(Records from a data collection)
========================

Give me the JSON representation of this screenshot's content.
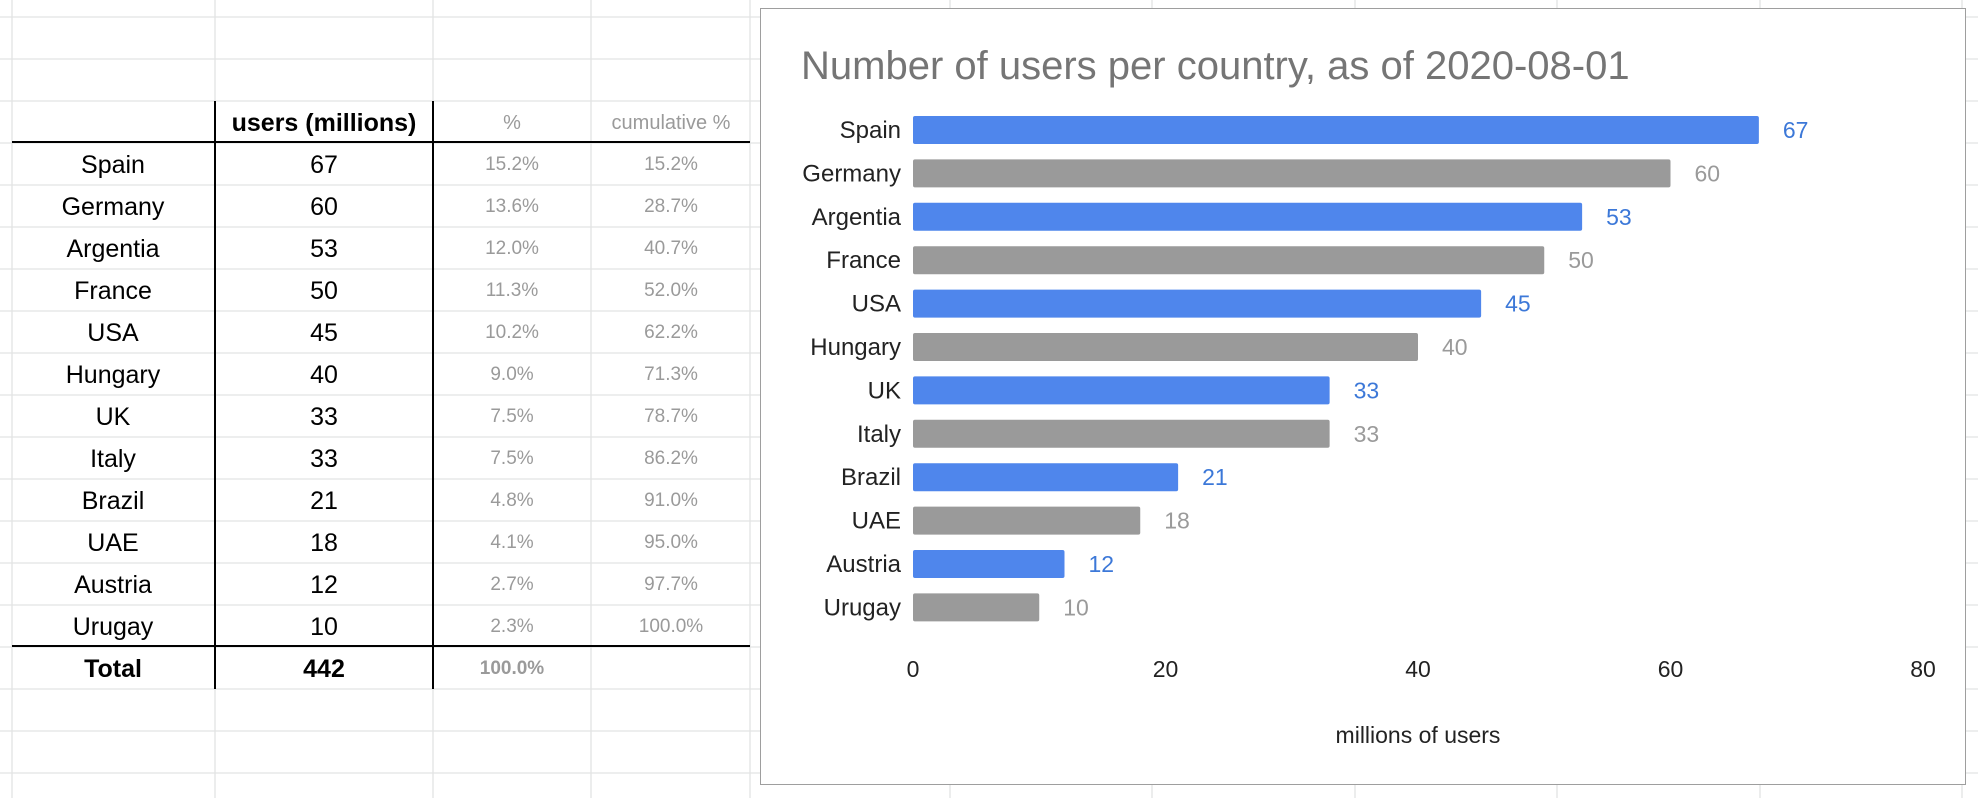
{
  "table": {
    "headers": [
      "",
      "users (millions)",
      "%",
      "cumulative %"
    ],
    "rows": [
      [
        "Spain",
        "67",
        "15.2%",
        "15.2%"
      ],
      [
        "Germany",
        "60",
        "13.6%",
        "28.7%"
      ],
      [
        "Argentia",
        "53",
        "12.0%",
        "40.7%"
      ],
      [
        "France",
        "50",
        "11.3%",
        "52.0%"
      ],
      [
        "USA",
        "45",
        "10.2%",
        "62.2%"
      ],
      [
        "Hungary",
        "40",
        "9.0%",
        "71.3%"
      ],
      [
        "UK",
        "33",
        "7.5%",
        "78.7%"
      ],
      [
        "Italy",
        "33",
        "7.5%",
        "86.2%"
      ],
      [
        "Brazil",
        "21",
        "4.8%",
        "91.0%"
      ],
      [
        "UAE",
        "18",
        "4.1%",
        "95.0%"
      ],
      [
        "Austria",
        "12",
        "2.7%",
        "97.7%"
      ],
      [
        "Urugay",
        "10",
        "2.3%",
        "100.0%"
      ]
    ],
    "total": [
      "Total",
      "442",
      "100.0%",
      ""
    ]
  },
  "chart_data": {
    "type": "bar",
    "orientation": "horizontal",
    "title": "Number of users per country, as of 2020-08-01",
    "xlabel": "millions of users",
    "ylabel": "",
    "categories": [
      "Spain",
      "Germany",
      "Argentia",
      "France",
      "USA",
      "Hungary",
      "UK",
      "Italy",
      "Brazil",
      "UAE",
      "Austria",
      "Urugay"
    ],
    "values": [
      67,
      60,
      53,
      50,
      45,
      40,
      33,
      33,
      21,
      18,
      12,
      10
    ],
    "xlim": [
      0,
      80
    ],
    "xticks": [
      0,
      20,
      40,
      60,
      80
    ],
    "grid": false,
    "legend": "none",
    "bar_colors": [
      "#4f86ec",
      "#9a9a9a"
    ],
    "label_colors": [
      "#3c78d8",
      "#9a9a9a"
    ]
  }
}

========================

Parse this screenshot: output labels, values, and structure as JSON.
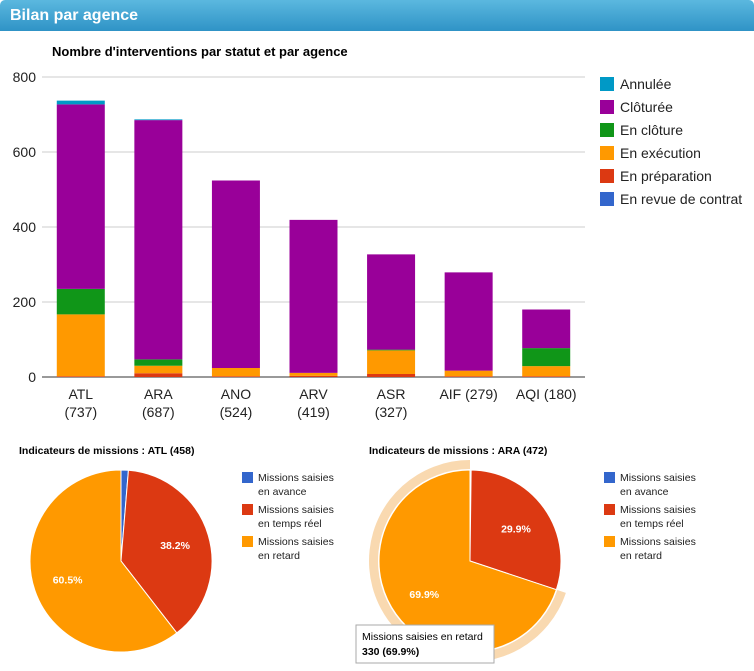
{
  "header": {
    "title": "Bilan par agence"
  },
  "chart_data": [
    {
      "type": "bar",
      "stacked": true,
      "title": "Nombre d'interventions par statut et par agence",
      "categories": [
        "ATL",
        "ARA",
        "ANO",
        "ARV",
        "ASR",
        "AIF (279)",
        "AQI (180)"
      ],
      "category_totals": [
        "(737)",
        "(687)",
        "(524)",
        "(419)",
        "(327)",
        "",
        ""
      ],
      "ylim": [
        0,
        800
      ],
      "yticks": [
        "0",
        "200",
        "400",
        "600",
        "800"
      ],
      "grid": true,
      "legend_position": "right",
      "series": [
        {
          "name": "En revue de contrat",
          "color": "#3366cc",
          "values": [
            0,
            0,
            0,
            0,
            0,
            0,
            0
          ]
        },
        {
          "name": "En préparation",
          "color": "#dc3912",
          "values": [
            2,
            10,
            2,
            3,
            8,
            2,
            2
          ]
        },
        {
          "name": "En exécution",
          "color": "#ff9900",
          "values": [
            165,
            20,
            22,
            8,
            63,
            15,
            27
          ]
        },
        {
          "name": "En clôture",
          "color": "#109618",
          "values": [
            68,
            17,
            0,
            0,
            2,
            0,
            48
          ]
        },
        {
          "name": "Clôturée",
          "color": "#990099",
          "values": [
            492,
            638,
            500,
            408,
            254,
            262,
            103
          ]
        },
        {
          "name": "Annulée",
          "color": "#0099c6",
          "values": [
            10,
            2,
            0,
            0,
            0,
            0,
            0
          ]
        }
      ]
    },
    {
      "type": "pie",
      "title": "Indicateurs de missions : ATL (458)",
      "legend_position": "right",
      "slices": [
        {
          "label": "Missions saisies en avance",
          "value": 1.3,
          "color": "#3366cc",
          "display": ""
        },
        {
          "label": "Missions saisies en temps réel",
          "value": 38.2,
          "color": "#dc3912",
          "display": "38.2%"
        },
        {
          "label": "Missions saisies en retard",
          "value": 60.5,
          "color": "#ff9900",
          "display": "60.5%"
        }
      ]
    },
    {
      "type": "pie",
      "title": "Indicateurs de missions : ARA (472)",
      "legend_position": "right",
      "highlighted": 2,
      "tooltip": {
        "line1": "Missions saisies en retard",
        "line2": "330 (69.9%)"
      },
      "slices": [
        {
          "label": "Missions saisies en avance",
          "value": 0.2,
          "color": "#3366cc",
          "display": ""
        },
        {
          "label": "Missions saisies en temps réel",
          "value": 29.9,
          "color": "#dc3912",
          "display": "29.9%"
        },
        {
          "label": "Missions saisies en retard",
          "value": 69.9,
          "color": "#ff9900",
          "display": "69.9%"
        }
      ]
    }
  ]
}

========================

## Exercise prompt
Work out how many lines of the listing above include the word "name". Report only the number.

## Solution for this problem
6